Dataset records >>
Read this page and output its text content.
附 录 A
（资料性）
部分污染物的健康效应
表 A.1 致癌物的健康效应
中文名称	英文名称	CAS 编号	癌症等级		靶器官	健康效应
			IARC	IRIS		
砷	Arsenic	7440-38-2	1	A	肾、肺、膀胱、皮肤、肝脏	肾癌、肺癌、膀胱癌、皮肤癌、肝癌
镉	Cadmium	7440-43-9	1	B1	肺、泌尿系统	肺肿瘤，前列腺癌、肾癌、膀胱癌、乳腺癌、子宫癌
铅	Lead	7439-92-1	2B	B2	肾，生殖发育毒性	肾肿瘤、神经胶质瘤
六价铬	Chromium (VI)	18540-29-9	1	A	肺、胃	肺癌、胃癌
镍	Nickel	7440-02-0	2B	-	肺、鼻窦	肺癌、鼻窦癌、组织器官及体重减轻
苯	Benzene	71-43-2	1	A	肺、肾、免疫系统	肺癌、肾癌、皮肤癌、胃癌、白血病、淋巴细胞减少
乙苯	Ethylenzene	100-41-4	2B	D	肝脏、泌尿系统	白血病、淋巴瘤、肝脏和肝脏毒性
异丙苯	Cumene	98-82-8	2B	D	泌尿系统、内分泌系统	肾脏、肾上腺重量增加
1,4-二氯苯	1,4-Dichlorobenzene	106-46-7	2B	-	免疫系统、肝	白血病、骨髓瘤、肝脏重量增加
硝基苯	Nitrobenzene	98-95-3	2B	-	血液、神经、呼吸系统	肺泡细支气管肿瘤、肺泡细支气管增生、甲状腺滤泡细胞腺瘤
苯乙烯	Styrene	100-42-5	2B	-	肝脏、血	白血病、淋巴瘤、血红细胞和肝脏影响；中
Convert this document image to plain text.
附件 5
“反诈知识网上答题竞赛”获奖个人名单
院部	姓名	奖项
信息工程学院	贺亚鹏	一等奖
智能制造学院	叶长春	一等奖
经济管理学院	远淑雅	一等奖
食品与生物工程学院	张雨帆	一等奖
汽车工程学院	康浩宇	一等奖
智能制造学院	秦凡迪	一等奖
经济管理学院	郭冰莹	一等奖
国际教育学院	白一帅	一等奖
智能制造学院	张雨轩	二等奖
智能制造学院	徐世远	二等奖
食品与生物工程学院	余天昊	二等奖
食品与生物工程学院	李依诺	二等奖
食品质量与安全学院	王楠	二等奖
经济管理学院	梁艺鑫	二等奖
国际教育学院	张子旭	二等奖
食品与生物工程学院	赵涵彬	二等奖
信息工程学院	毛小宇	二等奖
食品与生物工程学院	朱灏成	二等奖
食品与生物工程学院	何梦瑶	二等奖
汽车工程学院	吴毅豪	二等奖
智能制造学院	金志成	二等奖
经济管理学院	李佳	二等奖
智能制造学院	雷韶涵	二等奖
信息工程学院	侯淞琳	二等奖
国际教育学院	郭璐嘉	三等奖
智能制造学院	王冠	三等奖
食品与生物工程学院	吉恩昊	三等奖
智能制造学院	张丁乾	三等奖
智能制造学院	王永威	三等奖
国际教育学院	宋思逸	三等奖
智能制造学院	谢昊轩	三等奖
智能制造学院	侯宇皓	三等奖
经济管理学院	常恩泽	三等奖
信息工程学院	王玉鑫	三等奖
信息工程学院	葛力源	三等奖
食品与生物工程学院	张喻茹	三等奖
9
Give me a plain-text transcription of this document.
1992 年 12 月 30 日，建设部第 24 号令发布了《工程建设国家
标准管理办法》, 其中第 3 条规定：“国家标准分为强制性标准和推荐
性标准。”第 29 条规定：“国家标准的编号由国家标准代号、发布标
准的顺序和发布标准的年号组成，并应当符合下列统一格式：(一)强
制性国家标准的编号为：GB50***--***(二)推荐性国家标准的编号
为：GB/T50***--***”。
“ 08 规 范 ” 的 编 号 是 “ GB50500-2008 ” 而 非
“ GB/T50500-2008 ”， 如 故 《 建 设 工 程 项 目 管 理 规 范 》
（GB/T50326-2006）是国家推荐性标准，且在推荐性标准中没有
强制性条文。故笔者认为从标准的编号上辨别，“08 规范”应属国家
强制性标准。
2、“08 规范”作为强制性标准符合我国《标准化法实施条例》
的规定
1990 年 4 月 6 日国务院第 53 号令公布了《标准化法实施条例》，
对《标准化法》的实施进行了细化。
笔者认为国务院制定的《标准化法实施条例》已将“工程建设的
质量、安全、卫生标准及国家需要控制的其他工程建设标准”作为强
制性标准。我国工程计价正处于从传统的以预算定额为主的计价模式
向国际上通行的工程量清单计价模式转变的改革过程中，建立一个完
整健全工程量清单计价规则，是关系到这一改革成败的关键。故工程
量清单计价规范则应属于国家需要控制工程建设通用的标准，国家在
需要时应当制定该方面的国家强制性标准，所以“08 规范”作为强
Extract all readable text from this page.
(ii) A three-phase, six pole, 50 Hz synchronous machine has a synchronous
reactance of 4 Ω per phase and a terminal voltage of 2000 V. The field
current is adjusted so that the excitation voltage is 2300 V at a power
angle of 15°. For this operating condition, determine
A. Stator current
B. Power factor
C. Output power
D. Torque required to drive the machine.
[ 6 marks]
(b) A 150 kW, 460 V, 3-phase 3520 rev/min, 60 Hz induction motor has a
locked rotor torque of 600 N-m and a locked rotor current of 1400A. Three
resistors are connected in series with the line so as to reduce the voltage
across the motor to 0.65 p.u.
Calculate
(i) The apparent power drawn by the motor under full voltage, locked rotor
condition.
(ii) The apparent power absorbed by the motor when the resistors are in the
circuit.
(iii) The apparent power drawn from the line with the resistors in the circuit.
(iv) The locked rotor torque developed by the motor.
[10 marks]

Given request >> Copy all the lines above that hold the string "phase".

Complete answer >>
(ii) A three-phase, six pole, 50 Hz synchronous machine has a synchronous
reactance of 4 Ω per phase and a terminal voltage of 2000 V. The field
(b) A 150 kW, 460 V, 3-phase 3520 rev/min, 60 Hz induction motor has a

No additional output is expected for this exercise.